With Seemless' second album, What Have We Become, the band once again is labeled as one with no care for the current state of rock n' roll. Well, this reviewer welcomes this album, solely because Seemless plays rock n' roll that is quite unlike what you'd hear on the mainstream radio these days.

But don't get me wrong: this album is polished to a shine, and it definitely would sound perfectly at home on the corniest of cloned radio stations. But if you consider Seemless to be a replacement for Audioslave - since Audioslave has turned musically retarded and decided to become motivational speakers singing feel-good songs like "Be Yourself" - it's obvious that Seemless is a huge improvement from what's popular right now.

Featuring former Killswitch Engage vocalist Jesse Leach and drummer Derek Kerswill, one would probably expect the music to be somewhat similar. This is not the case whatsoever. Seemless is much less heavy, features more blues rock riffs, and is most accurately described as a blend of Killswitch Engage's grittiness and commercial-friendly radio rock.

> **Stored items**
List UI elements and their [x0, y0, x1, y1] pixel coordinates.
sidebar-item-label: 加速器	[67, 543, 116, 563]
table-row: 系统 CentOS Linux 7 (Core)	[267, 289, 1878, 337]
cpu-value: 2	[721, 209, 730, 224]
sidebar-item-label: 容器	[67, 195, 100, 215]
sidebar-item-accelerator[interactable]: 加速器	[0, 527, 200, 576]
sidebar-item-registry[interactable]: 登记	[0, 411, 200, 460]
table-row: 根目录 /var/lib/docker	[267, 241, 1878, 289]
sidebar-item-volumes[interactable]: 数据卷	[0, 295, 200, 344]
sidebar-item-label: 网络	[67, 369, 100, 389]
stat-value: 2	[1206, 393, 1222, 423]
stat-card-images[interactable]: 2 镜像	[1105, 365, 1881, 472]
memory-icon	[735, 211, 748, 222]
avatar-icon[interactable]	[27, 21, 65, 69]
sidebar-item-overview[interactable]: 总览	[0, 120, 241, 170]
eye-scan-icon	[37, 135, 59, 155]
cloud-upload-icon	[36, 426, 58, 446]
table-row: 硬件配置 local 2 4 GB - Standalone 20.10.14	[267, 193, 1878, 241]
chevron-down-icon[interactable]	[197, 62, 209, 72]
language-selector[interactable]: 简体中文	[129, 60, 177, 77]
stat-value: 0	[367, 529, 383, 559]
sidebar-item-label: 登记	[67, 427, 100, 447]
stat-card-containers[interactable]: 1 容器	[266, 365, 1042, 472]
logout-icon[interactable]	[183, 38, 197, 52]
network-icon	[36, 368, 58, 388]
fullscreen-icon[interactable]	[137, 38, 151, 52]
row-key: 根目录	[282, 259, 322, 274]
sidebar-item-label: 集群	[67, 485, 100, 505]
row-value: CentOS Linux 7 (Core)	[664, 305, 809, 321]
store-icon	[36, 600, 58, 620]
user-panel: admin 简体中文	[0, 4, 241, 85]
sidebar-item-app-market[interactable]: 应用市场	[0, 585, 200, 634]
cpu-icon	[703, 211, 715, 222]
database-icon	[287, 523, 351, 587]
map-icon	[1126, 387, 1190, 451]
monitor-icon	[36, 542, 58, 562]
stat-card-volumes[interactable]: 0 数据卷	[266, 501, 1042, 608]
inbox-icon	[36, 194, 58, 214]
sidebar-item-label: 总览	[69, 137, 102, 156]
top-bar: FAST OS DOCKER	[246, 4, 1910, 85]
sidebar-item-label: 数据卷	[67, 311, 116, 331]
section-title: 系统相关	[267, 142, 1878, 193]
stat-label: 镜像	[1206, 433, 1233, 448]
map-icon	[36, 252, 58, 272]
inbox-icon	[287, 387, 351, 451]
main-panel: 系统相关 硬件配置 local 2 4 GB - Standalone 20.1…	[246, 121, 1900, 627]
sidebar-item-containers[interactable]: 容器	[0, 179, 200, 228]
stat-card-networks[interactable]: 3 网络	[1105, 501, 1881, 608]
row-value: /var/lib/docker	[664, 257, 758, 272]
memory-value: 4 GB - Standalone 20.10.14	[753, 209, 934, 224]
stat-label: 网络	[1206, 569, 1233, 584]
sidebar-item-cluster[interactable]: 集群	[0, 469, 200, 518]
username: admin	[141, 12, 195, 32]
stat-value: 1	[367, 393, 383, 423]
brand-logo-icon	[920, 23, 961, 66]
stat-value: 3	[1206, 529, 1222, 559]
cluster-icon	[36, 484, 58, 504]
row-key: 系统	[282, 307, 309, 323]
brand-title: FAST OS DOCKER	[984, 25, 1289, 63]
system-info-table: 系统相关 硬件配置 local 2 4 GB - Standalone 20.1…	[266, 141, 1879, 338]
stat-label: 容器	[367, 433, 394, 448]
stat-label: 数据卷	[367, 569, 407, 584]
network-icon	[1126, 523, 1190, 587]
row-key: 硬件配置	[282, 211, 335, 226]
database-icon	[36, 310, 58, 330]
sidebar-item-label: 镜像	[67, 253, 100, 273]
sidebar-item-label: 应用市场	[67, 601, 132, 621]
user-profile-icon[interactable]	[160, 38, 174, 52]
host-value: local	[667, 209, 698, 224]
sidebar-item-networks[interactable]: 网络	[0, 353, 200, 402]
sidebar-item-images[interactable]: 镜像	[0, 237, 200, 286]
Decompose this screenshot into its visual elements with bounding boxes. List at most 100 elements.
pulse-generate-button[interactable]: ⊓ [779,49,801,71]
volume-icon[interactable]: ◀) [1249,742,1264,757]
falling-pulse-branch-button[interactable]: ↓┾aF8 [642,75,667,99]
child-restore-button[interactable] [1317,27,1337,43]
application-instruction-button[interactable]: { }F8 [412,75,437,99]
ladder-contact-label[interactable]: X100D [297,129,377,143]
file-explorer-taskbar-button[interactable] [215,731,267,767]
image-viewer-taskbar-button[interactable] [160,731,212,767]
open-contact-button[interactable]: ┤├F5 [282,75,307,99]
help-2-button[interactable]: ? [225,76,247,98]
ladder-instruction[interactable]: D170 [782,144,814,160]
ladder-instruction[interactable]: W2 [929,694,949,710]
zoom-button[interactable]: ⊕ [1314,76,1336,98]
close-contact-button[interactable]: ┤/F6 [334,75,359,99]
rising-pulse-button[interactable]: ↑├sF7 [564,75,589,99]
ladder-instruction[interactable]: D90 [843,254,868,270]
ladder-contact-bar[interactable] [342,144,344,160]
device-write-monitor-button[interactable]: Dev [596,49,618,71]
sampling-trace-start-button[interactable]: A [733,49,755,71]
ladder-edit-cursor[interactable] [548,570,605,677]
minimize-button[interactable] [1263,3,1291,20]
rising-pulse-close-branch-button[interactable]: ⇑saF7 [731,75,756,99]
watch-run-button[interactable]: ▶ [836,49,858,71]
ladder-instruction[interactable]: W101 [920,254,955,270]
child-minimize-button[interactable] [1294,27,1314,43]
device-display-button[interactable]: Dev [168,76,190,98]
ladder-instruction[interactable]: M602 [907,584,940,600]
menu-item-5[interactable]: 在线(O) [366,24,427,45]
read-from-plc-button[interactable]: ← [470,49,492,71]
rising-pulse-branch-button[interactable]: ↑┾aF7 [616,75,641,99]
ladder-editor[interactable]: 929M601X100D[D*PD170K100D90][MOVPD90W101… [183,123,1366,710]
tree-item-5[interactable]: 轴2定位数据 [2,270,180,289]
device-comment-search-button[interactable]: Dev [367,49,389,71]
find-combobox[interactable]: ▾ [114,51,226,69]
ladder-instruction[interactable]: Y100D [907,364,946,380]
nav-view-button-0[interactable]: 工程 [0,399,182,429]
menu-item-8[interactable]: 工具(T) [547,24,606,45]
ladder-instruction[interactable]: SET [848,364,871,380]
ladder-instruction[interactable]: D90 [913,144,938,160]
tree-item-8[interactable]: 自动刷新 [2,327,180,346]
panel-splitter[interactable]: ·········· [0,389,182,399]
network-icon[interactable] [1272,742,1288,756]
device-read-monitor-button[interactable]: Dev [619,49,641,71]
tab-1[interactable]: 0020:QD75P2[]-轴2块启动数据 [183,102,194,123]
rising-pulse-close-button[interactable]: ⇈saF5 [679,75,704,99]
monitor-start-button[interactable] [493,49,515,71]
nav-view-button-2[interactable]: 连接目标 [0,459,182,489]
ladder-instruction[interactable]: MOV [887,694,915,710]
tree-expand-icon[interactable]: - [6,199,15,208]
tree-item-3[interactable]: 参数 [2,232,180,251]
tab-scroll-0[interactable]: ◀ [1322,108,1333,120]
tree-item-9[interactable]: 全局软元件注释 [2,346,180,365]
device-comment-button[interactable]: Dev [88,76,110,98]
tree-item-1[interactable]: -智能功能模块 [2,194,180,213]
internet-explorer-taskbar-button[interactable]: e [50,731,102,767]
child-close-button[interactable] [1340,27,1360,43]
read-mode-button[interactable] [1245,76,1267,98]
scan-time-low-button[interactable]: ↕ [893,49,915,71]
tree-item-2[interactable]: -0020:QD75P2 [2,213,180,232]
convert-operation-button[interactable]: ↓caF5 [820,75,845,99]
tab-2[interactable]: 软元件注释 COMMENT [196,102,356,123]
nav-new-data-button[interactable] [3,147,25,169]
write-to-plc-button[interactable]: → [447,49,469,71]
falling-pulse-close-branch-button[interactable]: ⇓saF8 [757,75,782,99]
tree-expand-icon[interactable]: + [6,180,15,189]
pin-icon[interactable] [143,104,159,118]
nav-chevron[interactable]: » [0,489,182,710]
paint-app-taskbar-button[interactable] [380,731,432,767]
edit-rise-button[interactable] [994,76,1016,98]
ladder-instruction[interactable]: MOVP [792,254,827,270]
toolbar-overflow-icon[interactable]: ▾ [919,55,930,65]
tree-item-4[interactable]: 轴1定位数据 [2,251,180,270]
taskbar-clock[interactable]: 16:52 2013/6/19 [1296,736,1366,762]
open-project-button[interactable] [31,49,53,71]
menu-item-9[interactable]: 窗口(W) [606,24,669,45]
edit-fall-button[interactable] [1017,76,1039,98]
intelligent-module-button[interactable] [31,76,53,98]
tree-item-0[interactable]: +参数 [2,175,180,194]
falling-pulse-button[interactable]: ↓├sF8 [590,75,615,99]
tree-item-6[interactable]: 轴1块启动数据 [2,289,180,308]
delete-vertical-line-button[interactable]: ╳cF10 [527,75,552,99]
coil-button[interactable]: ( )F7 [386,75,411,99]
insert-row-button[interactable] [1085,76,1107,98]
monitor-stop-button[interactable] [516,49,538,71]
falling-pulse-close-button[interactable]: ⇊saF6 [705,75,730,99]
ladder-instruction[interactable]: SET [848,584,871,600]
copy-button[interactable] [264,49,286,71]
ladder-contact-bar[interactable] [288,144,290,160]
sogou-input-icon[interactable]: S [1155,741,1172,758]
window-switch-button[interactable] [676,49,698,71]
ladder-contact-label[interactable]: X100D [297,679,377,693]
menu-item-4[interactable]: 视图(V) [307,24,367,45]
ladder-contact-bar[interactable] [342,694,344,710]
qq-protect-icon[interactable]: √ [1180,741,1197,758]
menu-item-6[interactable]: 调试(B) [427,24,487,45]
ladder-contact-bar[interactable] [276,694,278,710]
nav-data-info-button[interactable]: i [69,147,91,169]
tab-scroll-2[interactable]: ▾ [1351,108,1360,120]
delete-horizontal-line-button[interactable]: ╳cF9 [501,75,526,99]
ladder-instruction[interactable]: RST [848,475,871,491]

> **The tasks**
(a) Copy everything from "But don't get" down to "popular right now." in the album review.
(b) Edit the entries from their first line down to the line containing "295, 200, 344]" by replacing "table-row" with "data-row", leaving everything else unchanged, and give only those lines.

> **The answers**
(a)
But don't get me wrong: this album is polished to a shine, and it definitely would sound perfectly at home on the corniest of cloned radio stations. But if you consider Seemless to be a replacement for Audioslave - since Audioslave has turned musically retarded and decided to become motivational speakers singing feel-good songs like "Be Yourself" - it's obvious that Seemless is a huge improvement from what's popular right now.

(b)
List UI elements and their [x0, y0, x1, y1] pixel coordinates.
sidebar-item-label: 加速器	[67, 543, 116, 563]
data-row: 系统 CentOS Linux 7 (Core)	[267, 289, 1878, 337]
cpu-value: 2	[721, 209, 730, 224]
sidebar-item-label: 容器	[67, 195, 100, 215]
sidebar-item-accelerator[interactable]: 加速器	[0, 527, 200, 576]
sidebar-item-registry[interactable]: 登记	[0, 411, 200, 460]
data-row: 根目录 /var/lib/docker	[267, 241, 1878, 289]
sidebar-item-volumes[interactable]: 数据卷	[0, 295, 200, 344]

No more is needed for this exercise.